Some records
---------------

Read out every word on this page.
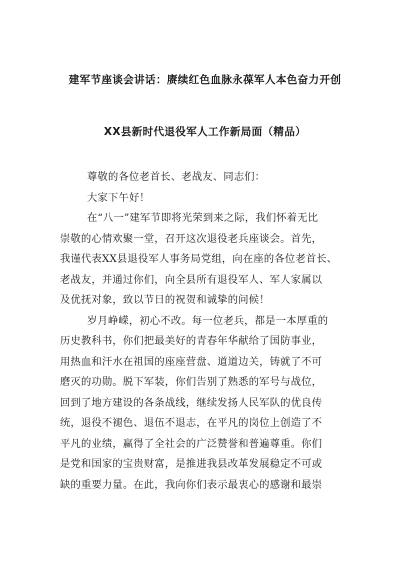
建军节座谈会讲话：赓续红色血脉永葆军人本色奋力开创
XX县新时代退役军人工作新局面（精品）
尊敬的各位老首长、老战友、同志们：
大家下午好！
在“八一”建军节即将光荣到来之际，我们怀着无比
崇敬的心情欢聚一堂，召开这次退役老兵座谈会。首先，
我谨代表XX县退役军人事务局党组，向在座的各位老首长、
老战友，并通过你们，向全县所有退役军人、军人家属以
及优抚对象，致以节日的祝贺和诚挚的问候！
岁月峥嵘，初心不改。每一位老兵，都是一本厚重的
历史教科书，你们把最美好的青春年华献给了国防事业，
用热血和汗水在祖国的座座营盘、道道边关，铸就了不可
磨灭的功勋。脱下军装，你们告别了熟悉的军号与战位，
回到了地方建设的各条战线，继续发扬人民军队的优良传
统，退役不褪色、退伍不退志，在平凡的岗位上创造了不
平凡的业绩，赢得了全社会的广泛赞誉和普遍尊重。你们
是党和国家的宝贵财富，是推进我县改革发展稳定不可或
缺的重要力量。在此，我向你们表示最衷心的感谢和最崇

---------------

**What you need to do:** Leave the pictures out and print the records above exactly as they stand.

**Response to the exercise:**
Read out every word on this page.
建军节座谈会讲话：赓续红色血脉永葆军人本色奋力开创
XX县新时代退役军人工作新局面（精品）
尊敬的各位老首长、老战友、同志们：
大家下午好！
在“八一”建军节即将光荣到来之际，我们怀着无比
崇敬的心情欢聚一堂，召开这次退役老兵座谈会。首先，
我谨代表XX县退役军人事务局党组，向在座的各位老首长、
老战友，并通过你们，向全县所有退役军人、军人家属以
及优抚对象，致以节日的祝贺和诚挚的问候！
岁月峥嵘，初心不改。每一位老兵，都是一本厚重的
历史教科书，你们把最美好的青春年华献给了国防事业，
用热血和汗水在祖国的座座营盘、道道边关，铸就了不可
磨灭的功勋。脱下军装，你们告别了熟悉的军号与战位，
回到了地方建设的各条战线，继续发扬人民军队的优良传
统，退役不褪色、退伍不退志，在平凡的岗位上创造了不
平凡的业绩，赢得了全社会的广泛赞誉和普遍尊重。你们
是党和国家的宝贵财富，是推进我县改革发展稳定不可或
缺的重要力量。在此，我向你们表示最衷心的感谢和最崇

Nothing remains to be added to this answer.